◆ DIRECTION ◆
Give all of the lines again, with nothing added or dropped.

◆ GIVEN RECORDS ◆
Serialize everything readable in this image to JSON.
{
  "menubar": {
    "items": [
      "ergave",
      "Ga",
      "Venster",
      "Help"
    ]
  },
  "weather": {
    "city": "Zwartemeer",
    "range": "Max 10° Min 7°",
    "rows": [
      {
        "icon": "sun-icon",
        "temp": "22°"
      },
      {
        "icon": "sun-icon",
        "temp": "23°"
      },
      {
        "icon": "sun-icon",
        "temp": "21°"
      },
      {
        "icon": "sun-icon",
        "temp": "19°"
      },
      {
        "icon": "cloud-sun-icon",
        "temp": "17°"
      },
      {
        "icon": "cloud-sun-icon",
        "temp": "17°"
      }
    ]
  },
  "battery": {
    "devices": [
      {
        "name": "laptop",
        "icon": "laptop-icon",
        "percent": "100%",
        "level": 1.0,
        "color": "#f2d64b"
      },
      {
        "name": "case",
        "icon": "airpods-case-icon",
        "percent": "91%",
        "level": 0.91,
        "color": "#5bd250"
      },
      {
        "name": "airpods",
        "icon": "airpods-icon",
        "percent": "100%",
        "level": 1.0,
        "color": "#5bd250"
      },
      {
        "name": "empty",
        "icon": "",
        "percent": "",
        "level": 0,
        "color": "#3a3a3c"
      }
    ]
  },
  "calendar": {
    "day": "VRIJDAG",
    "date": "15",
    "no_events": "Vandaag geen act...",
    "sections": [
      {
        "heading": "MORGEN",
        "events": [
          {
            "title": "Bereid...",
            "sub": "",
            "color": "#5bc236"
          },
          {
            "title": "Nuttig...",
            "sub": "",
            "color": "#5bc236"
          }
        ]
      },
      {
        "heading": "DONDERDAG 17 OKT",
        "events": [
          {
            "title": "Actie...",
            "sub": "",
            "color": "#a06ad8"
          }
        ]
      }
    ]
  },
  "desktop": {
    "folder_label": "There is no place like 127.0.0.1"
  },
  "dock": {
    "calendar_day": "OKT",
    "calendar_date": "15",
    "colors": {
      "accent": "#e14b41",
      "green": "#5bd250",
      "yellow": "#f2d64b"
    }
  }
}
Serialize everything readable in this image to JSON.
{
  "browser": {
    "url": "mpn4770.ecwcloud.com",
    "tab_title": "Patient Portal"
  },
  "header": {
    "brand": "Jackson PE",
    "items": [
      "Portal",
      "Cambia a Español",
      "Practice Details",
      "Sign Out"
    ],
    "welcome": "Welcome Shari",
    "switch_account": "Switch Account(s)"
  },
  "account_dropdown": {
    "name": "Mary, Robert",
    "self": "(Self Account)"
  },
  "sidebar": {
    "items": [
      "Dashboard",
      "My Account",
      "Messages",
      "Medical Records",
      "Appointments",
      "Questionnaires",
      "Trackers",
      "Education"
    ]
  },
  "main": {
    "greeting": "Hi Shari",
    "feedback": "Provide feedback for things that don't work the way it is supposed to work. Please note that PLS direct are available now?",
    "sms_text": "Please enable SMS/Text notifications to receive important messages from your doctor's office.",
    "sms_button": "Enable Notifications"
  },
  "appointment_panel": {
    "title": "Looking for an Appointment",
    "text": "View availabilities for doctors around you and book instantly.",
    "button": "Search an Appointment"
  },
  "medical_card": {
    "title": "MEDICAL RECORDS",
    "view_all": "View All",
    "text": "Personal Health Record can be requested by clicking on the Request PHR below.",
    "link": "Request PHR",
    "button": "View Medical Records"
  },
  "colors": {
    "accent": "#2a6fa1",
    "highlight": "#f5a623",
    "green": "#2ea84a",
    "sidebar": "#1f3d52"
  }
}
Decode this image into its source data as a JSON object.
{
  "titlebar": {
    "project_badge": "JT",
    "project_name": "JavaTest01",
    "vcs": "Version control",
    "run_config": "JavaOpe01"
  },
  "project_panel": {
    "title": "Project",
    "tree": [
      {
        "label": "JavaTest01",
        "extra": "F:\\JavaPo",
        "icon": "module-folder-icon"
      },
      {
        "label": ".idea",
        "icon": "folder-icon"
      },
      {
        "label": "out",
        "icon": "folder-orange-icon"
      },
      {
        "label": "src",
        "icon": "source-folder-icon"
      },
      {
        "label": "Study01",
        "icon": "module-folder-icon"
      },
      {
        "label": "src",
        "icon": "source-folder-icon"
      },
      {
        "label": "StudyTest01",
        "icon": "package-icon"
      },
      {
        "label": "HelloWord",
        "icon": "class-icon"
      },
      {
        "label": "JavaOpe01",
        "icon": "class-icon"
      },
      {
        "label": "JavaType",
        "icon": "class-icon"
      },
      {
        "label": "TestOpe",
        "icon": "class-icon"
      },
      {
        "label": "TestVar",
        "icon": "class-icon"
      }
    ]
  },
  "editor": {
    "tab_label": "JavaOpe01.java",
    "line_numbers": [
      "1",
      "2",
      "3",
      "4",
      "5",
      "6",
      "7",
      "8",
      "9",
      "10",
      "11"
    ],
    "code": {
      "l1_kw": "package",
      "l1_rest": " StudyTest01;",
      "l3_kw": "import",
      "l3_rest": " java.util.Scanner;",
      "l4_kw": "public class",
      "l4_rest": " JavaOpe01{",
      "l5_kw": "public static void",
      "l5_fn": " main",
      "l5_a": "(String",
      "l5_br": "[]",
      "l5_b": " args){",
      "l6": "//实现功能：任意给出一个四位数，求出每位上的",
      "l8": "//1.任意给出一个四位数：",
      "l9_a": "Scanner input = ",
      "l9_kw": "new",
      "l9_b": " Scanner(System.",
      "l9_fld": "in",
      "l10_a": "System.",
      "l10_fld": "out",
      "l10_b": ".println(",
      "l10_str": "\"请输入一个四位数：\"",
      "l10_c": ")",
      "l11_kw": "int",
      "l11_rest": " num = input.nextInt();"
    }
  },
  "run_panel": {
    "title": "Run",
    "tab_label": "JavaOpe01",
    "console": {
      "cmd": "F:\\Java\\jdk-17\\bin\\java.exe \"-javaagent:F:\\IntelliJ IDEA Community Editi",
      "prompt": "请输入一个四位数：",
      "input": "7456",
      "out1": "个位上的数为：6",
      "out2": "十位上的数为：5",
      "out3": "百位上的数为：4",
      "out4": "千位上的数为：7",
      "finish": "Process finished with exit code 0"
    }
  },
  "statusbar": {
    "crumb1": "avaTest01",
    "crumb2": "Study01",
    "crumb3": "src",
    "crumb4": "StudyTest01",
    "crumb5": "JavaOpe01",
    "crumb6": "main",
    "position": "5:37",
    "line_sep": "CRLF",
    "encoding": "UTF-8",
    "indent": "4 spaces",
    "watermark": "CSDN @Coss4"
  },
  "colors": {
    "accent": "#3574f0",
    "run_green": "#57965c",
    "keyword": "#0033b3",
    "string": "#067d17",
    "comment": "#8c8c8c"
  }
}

◆ OUTPUT FOR THIS TASK ◆
Serialize everything readable in this image to JSON.
{
  "menubar": {
    "items": [
      "ergave",
      "Ga",
      "Venster",
      "Help"
    ]
  },
  "weather": {
    "city": "Zwartemeer",
    "range": "Max 10° Min 7°",
    "rows": [
      {
        "icon": "sun-icon",
        "temp": "22°"
      },
      {
        "icon": "sun-icon",
        "temp": "23°"
      },
      {
        "icon": "sun-icon",
        "temp": "21°"
      },
      {
        "icon": "sun-icon",
        "temp": "19°"
      },
      {
        "icon": "cloud-sun-icon",
        "temp": "17°"
      },
      {
        "icon": "cloud-sun-icon",
        "temp": "17°"
      }
    ]
  },
  "battery": {
    "devices": [
      {
        "name": "laptop",
        "icon": "laptop-icon",
        "percent": "100%",
        "level": 1.0,
        "color": "#f2d64b"
      },
      {
        "name": "case",
        "icon": "airpods-case-icon",
        "percent": "91%",
        "level": 0.91,
        "color": "#5bd250"
      },
      {
        "name": "airpods",
        "icon": "airpods-icon",
        "percent": "100%",
        "level": 1.0,
        "color": "#5bd250"
      },
      {
        "name": "empty",
        "icon": "",
        "percent": "",
        "level": 0,
        "color": "#3a3a3c"
      }
    ]
  },
  "calendar": {
    "day": "VRIJDAG",
    "date": "15",
    "no_events": "Vandaag geen act...",
    "sections": [
      {
        "heading": "MORGEN",
        "events": [
          {
            "title": "Bereid...",
            "sub": "",
            "color": "#5bc236"
          },
          {
            "title": "Nuttig...",
            "sub": "",
            "color": "#5bc236"
          }
        ]
      },
      {
        "heading": "DONDERDAG 17 OKT",
        "events": [
          {
            "title": "Actie...",
            "sub": "",
            "color": "#a06ad8"
          }
        ]
      }
    ]
  },
  "desktop": {
    "folder_label": "There is no place like 127.0.0.1"
  },
  "dock": {
    "calendar_day": "OKT",
    "calendar_date": "15",
    "colors": {
      "accent": "#e14b41",
      "green": "#5bd250",
      "yellow": "#f2d64b"
    }
  }
}
Serialize everything readable in this image to JSON.
{
  "browser": {
    "url": "mpn4770.ecwcloud.com",
    "tab_title": "Patient Portal"
  },
  "header": {
    "brand": "Jackson PE",
    "items": [
      "Portal",
      "Cambia a Español",
      "Practice Details",
      "Sign Out"
    ],
    "welcome": "Welcome Shari",
    "switch_account": "Switch Account(s)"
  },
  "account_dropdown": {
    "name": "Mary, Robert",
    "self": "(Self Account)"
  },
  "sidebar": {
    "items": [
      "Dashboard",
      "My Account",
      "Messages",
      "Medical Records",
      "Appointments",
      "Questionnaires",
      "Trackers",
      "Education"
    ]
  },
  "main": {
    "greeting": "Hi Shari",
    "feedback": "Provide feedback for things that don't work the way it is supposed to work. Please note that PLS direct are available now?",
    "sms_text": "Please enable SMS/Text notifications to receive important messages from your doctor's office.",
    "sms_button": "Enable Notifications"
  },
  "appointment_panel": {
    "title": "Looking for an Appointment",
    "text": "View availabilities for doctors around you and book instantly.",
    "button": "Search an Appointment"
  },
  "medical_card": {
    "title": "MEDICAL RECORDS",
    "view_all": "View All",
    "text": "Personal Health Record can be requested by clicking on the Request PHR below.",
    "link": "Request PHR",
    "button": "View Medical Records"
  },
  "colors": {
    "accent": "#2a6fa1",
    "highlight": "#f5a623",
    "green": "#2ea84a",
    "sidebar": "#1f3d52"
  }
}
Decode this image into its source data as a JSON object.
{
  "titlebar": {
    "project_badge": "JT",
    "project_name": "JavaTest01",
    "vcs": "Version control",
    "run_config": "JavaOpe01"
  },
  "project_panel": {
    "title": "Project",
    "tree": [
      {
        "label": "JavaTest01",
        "extra": "F:\\JavaPo",
        "icon": "module-folder-icon"
      },
      {
        "label": ".idea",
        "icon": "folder-icon"
      },
      {
        "label": "out",
        "icon": "folder-orange-icon"
      },
      {
        "label": "src",
        "icon": "source-folder-icon"
      },
      {
        "label": "Study01",
        "icon": "module-folder-icon"
      },
      {
        "label": "src",
        "icon": "source-folder-icon"
      },
      {
        "label": "StudyTest01",
        "icon": "package-icon"
      },
      {
        "label": "HelloWord",
        "icon": "class-icon"
      },
      {
        "label": "JavaOpe01",
        "icon": "class-icon"
      },
      {
        "label": "JavaType",
        "icon": "class-icon"
      },
      {
        "label": "TestOpe",
        "icon": "class-icon"
      },
      {
        "label": "TestVar",
        "icon": "class-icon"
      }
    ]
  },
  "editor": {
    "tab_label": "JavaOpe01.java",
    "line_numbers": [
      "1",
      "2",
      "3",
      "4",
      "5",
      "6",
      "7",
      "8",
      "9",
      "10",
      "11"
    ],
    "code": {
      "l1_kw": "package",
      "l1_rest": " StudyTest01;",
      "l3_kw": "import",
      "l3_rest": " java.util.Scanner;",
      "l4_kw": "public class",
      "l4_rest": " JavaOpe01{",
      "l5_kw": "public static void",
      "l5_fn": " main",
      "l5_a": "(String",
      "l5_br": "[]",
      "l5_b": " args){",
      "l6": "//实现功能：任意给出一个四位数，求出每位上的",
      "l8": "//1.任意给出一个四位数：",
      "l9_a": "Scanner input = ",
      "l9_kw": "new",
      "l9_b": " Scanner(System.",
      "l9_fld": "in",
      "l10_a": "System.",
      "l10_fld": "out",
      "l10_b": ".println(",
      "l10_str": "\"请输入一个四位数：\"",
      "l10_c": ")",
      "l11_kw": "int",
      "l11_rest": " num = input.nextInt();"
    }
  },
  "run_panel": {
    "title": "Run",
    "tab_label": "JavaOpe01",
    "console": {
      "cmd": "F:\\Java\\jdk-17\\bin\\java.exe \"-javaagent:F:\\IntelliJ IDEA Community Editi",
      "prompt": "请输入一个四位数：",
      "input": "7456",
      "out1": "个位上的数为：6",
      "out2": "十位上的数为：5",
      "out3": "百位上的数为：4",
      "out4": "千位上的数为：7",
      "finish": "Process finished with exit code 0"
    }
  },
  "statusbar": {
    "crumb1": "avaTest01",
    "crumb2": "Study01",
    "crumb3": "src",
    "crumb4": "StudyTest01",
    "crumb5": "JavaOpe01",
    "crumb6": "main",
    "position": "5:37",
    "line_sep": "CRLF",
    "encoding": "UTF-8",
    "indent": "4 spaces",
    "watermark": "CSDN @Coss4"
  },
  "colors": {
    "accent": "#3574f0",
    "run_green": "#57965c",
    "keyword": "#0033b3",
    "string": "#067d17",
    "comment": "#8c8c8c"
  }
}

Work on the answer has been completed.